## EXERCISE TASK:
Determine which lines of the records include the word "Benjamin", and copy them.

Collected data

▽

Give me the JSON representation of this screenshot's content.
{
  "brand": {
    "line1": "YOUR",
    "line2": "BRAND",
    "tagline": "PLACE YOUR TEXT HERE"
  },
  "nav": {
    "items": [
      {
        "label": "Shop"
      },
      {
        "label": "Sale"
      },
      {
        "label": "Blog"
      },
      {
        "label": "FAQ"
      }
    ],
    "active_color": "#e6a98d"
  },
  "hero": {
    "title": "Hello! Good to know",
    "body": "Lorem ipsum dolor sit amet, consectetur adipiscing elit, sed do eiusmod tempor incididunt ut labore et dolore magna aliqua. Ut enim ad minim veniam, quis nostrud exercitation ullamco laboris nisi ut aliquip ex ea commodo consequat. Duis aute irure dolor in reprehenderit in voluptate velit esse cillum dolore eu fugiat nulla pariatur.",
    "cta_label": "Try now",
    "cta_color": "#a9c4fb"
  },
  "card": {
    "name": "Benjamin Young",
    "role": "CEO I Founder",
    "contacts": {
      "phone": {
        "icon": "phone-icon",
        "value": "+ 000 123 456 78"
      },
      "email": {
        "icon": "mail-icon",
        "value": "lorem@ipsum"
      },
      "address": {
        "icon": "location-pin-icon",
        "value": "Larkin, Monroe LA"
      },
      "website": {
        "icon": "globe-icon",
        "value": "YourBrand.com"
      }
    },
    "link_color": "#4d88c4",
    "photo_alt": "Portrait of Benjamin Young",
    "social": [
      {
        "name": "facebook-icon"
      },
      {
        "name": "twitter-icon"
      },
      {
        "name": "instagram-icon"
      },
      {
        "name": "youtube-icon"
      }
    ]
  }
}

△

## ANSWER TO THIS EXERCISE:
    "name": "Benjamin Young",
    "photo_alt": "Portrait of Benjamin Young",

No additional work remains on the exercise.